What the task requires: Return the lines of the data unchanged, starting with the line that contains "row-number: 8.9. (53, 223, 103, 242)" and going on through the line that contains "value-cell-1: 254,69 (338, 128, 406, 147)".

--- START OF Data provided ---

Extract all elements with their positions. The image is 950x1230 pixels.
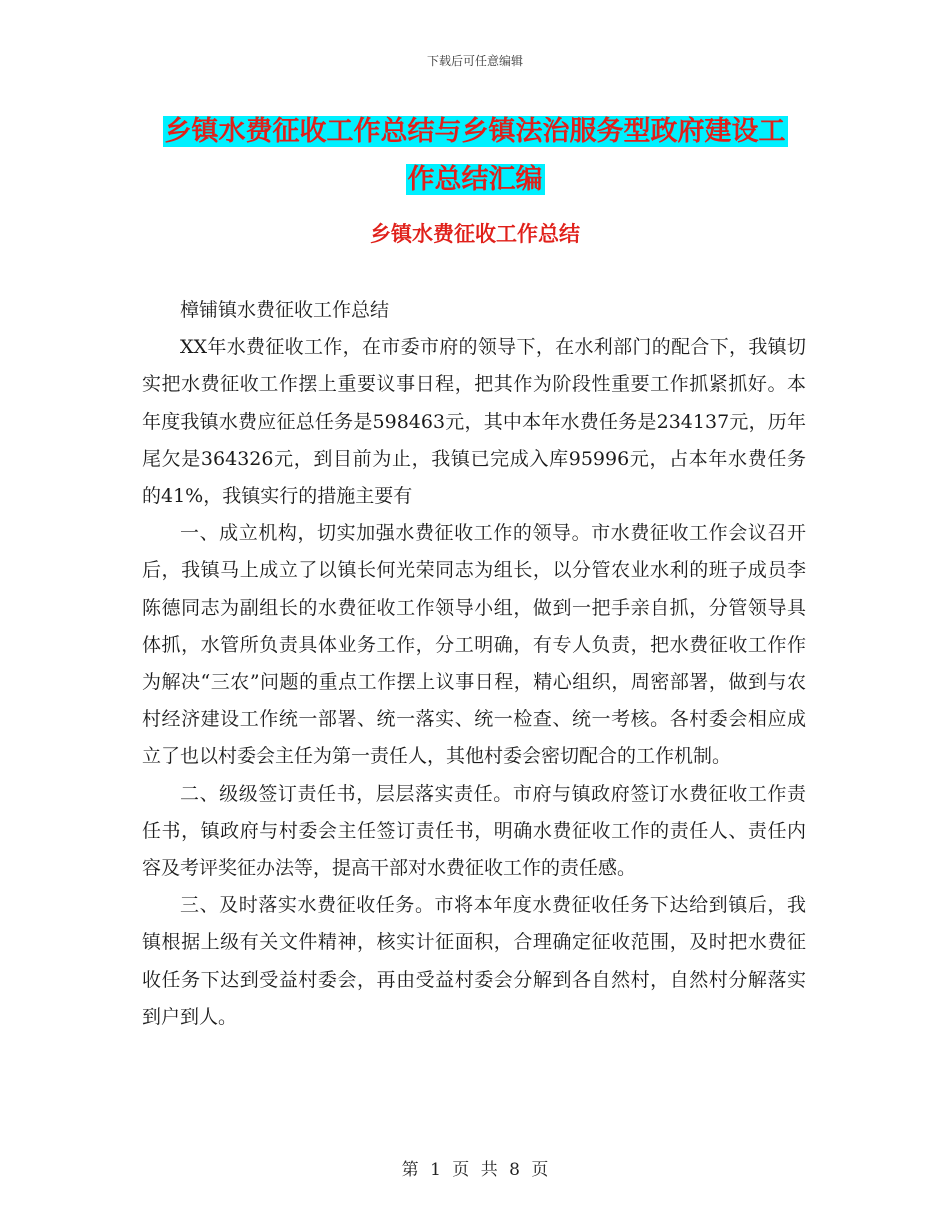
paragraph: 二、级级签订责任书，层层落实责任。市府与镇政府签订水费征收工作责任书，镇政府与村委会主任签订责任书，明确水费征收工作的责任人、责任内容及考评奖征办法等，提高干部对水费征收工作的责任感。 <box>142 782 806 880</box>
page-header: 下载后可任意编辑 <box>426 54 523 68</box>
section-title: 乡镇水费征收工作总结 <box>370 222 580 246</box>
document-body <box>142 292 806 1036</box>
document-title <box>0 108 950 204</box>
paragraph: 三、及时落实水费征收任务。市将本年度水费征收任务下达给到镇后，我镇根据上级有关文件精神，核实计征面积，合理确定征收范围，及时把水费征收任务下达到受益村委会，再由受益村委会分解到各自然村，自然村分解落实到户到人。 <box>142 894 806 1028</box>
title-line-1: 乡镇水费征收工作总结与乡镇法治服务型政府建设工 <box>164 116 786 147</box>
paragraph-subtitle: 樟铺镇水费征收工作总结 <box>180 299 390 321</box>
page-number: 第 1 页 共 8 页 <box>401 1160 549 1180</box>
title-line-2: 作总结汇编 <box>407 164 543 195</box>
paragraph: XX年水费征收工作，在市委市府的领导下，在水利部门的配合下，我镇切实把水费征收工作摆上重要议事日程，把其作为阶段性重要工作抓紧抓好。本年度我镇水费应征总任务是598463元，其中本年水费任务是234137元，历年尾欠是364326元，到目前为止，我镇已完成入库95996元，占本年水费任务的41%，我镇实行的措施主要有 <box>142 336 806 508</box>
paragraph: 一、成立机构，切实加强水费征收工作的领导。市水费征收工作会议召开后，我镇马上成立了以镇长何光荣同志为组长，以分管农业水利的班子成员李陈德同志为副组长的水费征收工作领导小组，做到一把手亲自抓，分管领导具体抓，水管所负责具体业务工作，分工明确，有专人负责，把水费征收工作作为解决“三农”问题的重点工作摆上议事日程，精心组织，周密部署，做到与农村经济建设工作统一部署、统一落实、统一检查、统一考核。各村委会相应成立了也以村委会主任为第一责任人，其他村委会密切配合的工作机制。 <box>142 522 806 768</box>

--- END OF Data provided ---
--- START OF Data provided ---

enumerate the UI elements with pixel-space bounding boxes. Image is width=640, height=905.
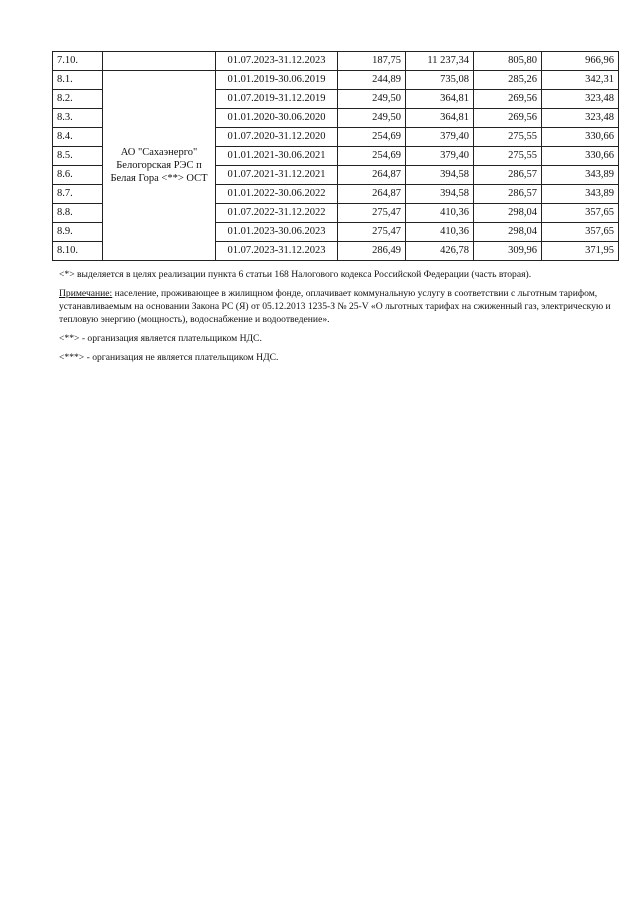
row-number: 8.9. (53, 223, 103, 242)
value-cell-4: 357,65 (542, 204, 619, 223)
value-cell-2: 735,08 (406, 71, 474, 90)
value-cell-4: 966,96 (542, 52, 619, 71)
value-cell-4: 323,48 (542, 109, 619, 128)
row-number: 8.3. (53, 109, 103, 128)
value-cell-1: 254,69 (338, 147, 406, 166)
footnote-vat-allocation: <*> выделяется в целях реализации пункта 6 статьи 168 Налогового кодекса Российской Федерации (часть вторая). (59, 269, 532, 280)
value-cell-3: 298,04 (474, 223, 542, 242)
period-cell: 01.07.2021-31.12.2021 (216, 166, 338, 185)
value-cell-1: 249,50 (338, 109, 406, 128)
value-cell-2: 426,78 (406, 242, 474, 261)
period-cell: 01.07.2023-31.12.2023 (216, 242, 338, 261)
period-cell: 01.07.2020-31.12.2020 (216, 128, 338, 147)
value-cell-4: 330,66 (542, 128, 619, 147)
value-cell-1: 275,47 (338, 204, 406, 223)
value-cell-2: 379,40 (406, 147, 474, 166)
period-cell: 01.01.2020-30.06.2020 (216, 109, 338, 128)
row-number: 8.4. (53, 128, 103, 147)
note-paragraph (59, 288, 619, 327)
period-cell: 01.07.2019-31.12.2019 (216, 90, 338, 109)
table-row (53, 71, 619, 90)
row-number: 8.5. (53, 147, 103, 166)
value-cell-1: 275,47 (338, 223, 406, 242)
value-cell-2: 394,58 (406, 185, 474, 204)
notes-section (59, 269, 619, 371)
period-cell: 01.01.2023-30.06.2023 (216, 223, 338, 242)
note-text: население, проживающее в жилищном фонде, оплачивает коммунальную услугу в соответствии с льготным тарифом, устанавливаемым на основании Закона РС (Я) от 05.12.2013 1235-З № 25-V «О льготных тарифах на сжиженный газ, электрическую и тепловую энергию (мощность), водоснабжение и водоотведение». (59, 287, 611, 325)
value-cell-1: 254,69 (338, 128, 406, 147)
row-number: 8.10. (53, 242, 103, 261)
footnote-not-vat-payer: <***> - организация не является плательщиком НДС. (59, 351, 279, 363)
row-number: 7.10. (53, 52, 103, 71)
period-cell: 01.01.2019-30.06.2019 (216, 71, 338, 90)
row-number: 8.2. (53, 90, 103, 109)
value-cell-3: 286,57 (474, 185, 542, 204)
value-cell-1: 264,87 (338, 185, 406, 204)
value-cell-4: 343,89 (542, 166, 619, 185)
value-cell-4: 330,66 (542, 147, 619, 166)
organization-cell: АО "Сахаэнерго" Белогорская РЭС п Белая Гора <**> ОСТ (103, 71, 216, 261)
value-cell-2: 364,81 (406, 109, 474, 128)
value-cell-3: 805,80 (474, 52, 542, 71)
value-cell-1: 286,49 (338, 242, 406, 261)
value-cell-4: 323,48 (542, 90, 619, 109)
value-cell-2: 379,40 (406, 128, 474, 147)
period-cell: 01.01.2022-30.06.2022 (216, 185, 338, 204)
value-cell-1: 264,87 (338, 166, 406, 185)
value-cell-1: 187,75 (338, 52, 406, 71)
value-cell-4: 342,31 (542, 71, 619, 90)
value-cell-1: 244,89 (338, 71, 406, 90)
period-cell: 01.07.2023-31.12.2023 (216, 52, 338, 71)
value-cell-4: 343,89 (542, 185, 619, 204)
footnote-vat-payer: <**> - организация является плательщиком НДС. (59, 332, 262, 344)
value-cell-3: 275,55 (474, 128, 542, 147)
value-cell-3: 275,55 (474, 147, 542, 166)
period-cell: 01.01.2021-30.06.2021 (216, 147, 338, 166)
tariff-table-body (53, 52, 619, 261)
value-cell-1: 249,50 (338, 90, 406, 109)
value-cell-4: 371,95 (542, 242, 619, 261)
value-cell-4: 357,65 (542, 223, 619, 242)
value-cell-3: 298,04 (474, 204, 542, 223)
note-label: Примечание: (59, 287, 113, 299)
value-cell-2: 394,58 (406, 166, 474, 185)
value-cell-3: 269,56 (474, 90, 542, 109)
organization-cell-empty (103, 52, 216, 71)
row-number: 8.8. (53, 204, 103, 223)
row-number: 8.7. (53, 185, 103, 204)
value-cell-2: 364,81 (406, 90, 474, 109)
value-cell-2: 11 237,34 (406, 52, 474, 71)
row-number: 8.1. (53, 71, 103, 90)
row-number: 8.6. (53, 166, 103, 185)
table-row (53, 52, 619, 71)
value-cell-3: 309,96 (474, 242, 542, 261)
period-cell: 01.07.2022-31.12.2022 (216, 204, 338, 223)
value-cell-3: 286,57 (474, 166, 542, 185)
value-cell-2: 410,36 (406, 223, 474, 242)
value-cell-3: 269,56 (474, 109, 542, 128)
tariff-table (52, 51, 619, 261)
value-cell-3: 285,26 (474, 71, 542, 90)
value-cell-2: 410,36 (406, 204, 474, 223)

--- END OF Data provided ---

Task solution:
row-number: 8.9. (53, 223, 103, 242)
value-cell-4: 357,65 (542, 204, 619, 223)
value-cell-2: 735,08 (406, 71, 474, 90)
value-cell-4: 966,96 (542, 52, 619, 71)
value-cell-4: 323,48 (542, 109, 619, 128)
row-number: 8.3. (53, 109, 103, 128)
value-cell-1: 254,69 (338, 147, 406, 166)
footnote-vat-allocation: <*> выделяется в целях реализации пункта 6 статьи 168 Налогового кодекса Российской Федерации (часть вторая). (59, 269, 532, 280)
value-cell-3: 298,04 (474, 223, 542, 242)
period-cell: 01.07.2021-31.12.2021 (216, 166, 338, 185)
value-cell-1: 249,50 (338, 109, 406, 128)
value-cell-2: 426,78 (406, 242, 474, 261)
period-cell: 01.07.2023-31.12.2023 (216, 242, 338, 261)
period-cell: 01.07.2020-31.12.2020 (216, 128, 338, 147)
value-cell-4: 330,66 (542, 128, 619, 147)
value-cell-1: 275,47 (338, 204, 406, 223)
value-cell-2: 379,40 (406, 147, 474, 166)
period-cell: 01.01.2020-30.06.2020 (216, 109, 338, 128)
row-number: 8.4. (53, 128, 103, 147)
note-paragraph (59, 288, 619, 327)
period-cell: 01.07.2019-31.12.2019 (216, 90, 338, 109)
table-row (53, 71, 619, 90)
row-number: 8.5. (53, 147, 103, 166)
value-cell-1: 275,47 (338, 223, 406, 242)
value-cell-2: 394,58 (406, 185, 474, 204)
notes-section (59, 269, 619, 371)
period-cell: 01.01.2023-30.06.2023 (216, 223, 338, 242)
note-text: население, проживающее в жилищном фонде, оплачивает коммунальную услугу в соответствии с льготным тарифом, устанавливаемым на основании Закона РС (Я) от 05.12.2013 1235-З № 25-V «О льготных тарифах на сжиженный газ, электрическую и тепловую энергию (мощность), водоснабжение и водоотведение». (59, 287, 611, 325)
value-cell-1: 254,69 (338, 128, 406, 147)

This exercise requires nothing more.